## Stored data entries
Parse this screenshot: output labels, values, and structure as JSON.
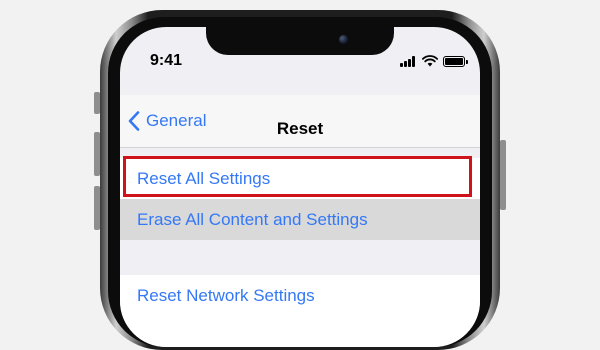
{
  "status_bar": {
    "time": "9:41"
  },
  "nav": {
    "back_label": "General",
    "title": "Reset"
  },
  "groups": [
    {
      "rows": [
        {
          "label": "Reset All Settings",
          "highlighted": false
        },
        {
          "label": "Erase All Content and Settings",
          "highlighted": true
        }
      ]
    },
    {
      "rows": [
        {
          "label": "Reset Network Settings",
          "highlighted": false
        }
      ]
    }
  ],
  "annotation": {
    "color": "#d0121b",
    "target": "Reset All Settings"
  },
  "colors": {
    "accent": "#3478f6",
    "background": "#efeff4"
  }
}
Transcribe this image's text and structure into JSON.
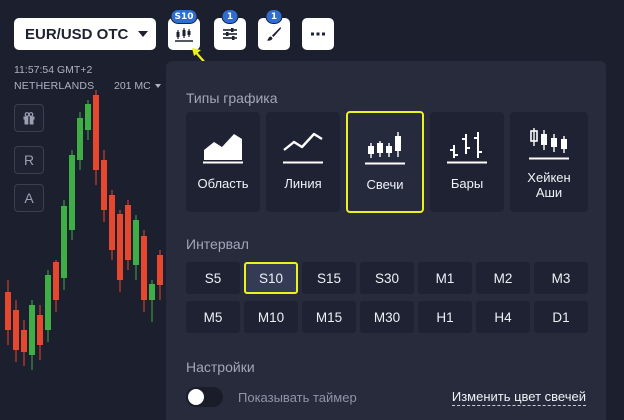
{
  "header": {
    "asset": "EUR/USD OTC",
    "chart_type_badge": "S10",
    "indicators_badge": "1",
    "drawings_badge": "1",
    "more_icon": "ellipsis-icon"
  },
  "meta": {
    "time": "11:57:54 GMT+2",
    "location": "NETHERLANDS",
    "ping": "201 MC"
  },
  "side_tools": {
    "gift_icon": "gift-icon",
    "r_label": "R",
    "a_label": "A"
  },
  "panel": {
    "chart_types_title": "Типы графика",
    "chart_types": [
      {
        "label": "Область",
        "icon": "area-chart-icon"
      },
      {
        "label": "Линия",
        "icon": "line-chart-icon"
      },
      {
        "label": "Свечи",
        "icon": "candles-chart-icon",
        "selected": true
      },
      {
        "label": "Бары",
        "icon": "bars-chart-icon"
      },
      {
        "label": "Хейкен Аши",
        "icon": "heikin-ashi-icon"
      }
    ],
    "interval_title": "Интервал",
    "intervals": [
      "S5",
      "S10",
      "S15",
      "S30",
      "M1",
      "M2",
      "M3",
      "M5",
      "M10",
      "M15",
      "M30",
      "H1",
      "H4",
      "D1"
    ],
    "selected_interval": "S10",
    "settings_title": "Настройки",
    "timer_toggle_label": "Показывать таймер",
    "timer_toggle_on": false,
    "candle_color_link": "Изменить цвет свечей"
  },
  "colors": {
    "accent_highlight": "#eef21c",
    "bull": "#3fae46",
    "bear": "#e6472f",
    "panel_bg": "#272b3c",
    "badge": "#2f6ecf"
  }
}
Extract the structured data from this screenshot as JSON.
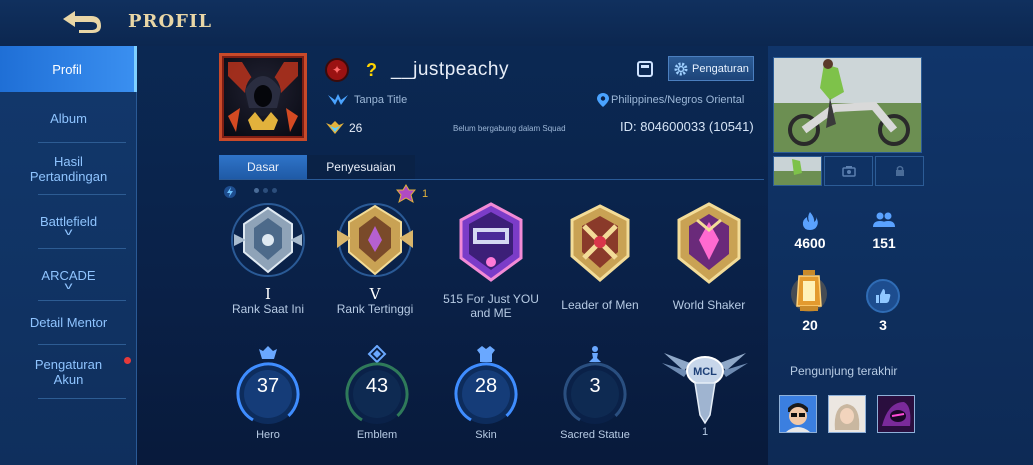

## Your task
Repeat the listing above exactly, with no pictures.

## Output of the task
Parse this screenshot: output labels, values, and structure as JSON.
{
  "status_bar": {
    "time": "9:41"
  },
  "nav": {
    "back_label": "General",
    "title": "Reset"
  },
  "groups": [
    {
      "rows": [
        {
          "label": "Reset All Settings",
          "highlighted": false
        },
        {
          "label": "Erase All Content and Settings",
          "highlighted": true
        }
      ]
    },
    {
      "rows": [
        {
          "label": "Reset Network Settings",
          "highlighted": false
        }
      ]
    }
  ],
  "annotation": {
    "color": "#d0121b",
    "target": "Reset All Settings"
  },
  "colors": {
    "accent": "#3478f6",
    "background": "#efeff4"
  }
}
Transcribe this image's text and structure into JSON.
{
  "header": {
    "asset": "EUR/USD OTC",
    "chart_type_badge": "S10",
    "indicators_badge": "1",
    "drawings_badge": "1",
    "more_icon": "ellipsis-icon"
  },
  "meta": {
    "time": "11:57:54 GMT+2",
    "location": "NETHERLANDS",
    "ping": "201 MC"
  },
  "side_tools": {
    "gift_icon": "gift-icon",
    "r_label": "R",
    "a_label": "A"
  },
  "panel": {
    "chart_types_title": "Типы графика",
    "chart_types": [
      {
        "label": "Область",
        "icon": "area-chart-icon"
      },
      {
        "label": "Линия",
        "icon": "line-chart-icon"
      },
      {
        "label": "Свечи",
        "icon": "candles-chart-icon",
        "selected": true
      },
      {
        "label": "Бары",
        "icon": "bars-chart-icon"
      },
      {
        "label": "Хейкен Аши",
        "icon": "heikin-ashi-icon"
      }
    ],
    "interval_title": "Интервал",
    "intervals": [
      "S5",
      "S10",
      "S15",
      "S30",
      "M1",
      "M2",
      "M3",
      "M5",
      "M10",
      "M15",
      "M30",
      "H1",
      "H4",
      "D1"
    ],
    "selected_interval": "S10",
    "settings_title": "Настройки",
    "timer_toggle_label": "Показывать таймер",
    "timer_toggle_on": false,
    "candle_color_link": "Изменить цвет свечей"
  },
  "colors": {
    "accent_highlight": "#eef21c",
    "bull": "#3fae46",
    "bear": "#e6472f",
    "panel_bg": "#272b3c",
    "badge": "#2f6ecf"
  }
}
Extract the structured data from this screenshot as JSON.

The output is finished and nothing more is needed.